%%

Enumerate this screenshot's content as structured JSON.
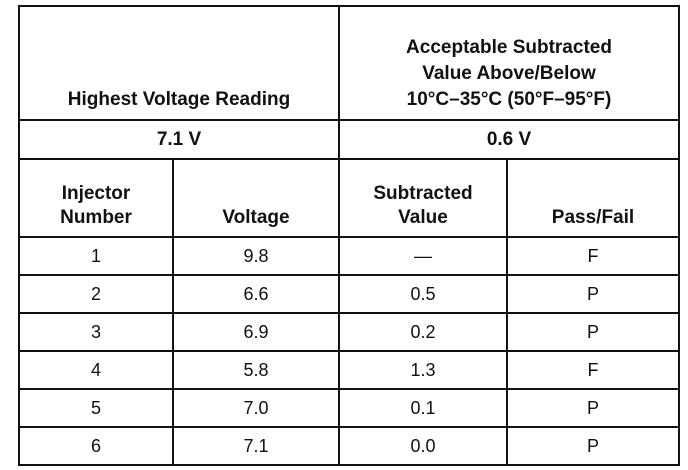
{
  "table": {
    "top_headers": {
      "highest": "Highest Voltage Reading",
      "acceptable": [
        "Acceptable Subtracted",
        "Value Above/Below",
        "10°C–35°C (50°F–95°F)"
      ]
    },
    "top_values": {
      "highest": "7.1 V",
      "acceptable": "0.6 V"
    },
    "column_headers": [
      [
        "Injector",
        "Number"
      ],
      [
        "Voltage"
      ],
      [
        "Subtracted",
        "Value"
      ],
      [
        "Pass/Fail"
      ]
    ],
    "rows": [
      [
        "1",
        "9.8",
        "—",
        "F"
      ],
      [
        "2",
        "6.6",
        "0.5",
        "P"
      ],
      [
        "3",
        "6.9",
        "0.2",
        "P"
      ],
      [
        "4",
        "5.8",
        "1.3",
        "F"
      ],
      [
        "5",
        "7.0",
        "0.1",
        "P"
      ],
      [
        "6",
        "7.1",
        "0.0",
        "P"
      ]
    ]
  }
}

%%

Exercise aim —
Would you return the data exactly as written, without the pictures?

Answer in full —
Enumerate this screenshot's content as structured JSON.
{
  "table": {
    "top_headers": {
      "highest": "Highest Voltage Reading",
      "acceptable": [
        "Acceptable Subtracted",
        "Value Above/Below",
        "10°C–35°C (50°F–95°F)"
      ]
    },
    "top_values": {
      "highest": "7.1 V",
      "acceptable": "0.6 V"
    },
    "column_headers": [
      [
        "Injector",
        "Number"
      ],
      [
        "Voltage"
      ],
      [
        "Subtracted",
        "Value"
      ],
      [
        "Pass/Fail"
      ]
    ],
    "rows": [
      [
        "1",
        "9.8",
        "—",
        "F"
      ],
      [
        "2",
        "6.6",
        "0.5",
        "P"
      ],
      [
        "3",
        "6.9",
        "0.2",
        "P"
      ],
      [
        "4",
        "5.8",
        "1.3",
        "F"
      ],
      [
        "5",
        "7.0",
        "0.1",
        "P"
      ],
      [
        "6",
        "7.1",
        "0.0",
        "P"
      ]
    ]
  }
}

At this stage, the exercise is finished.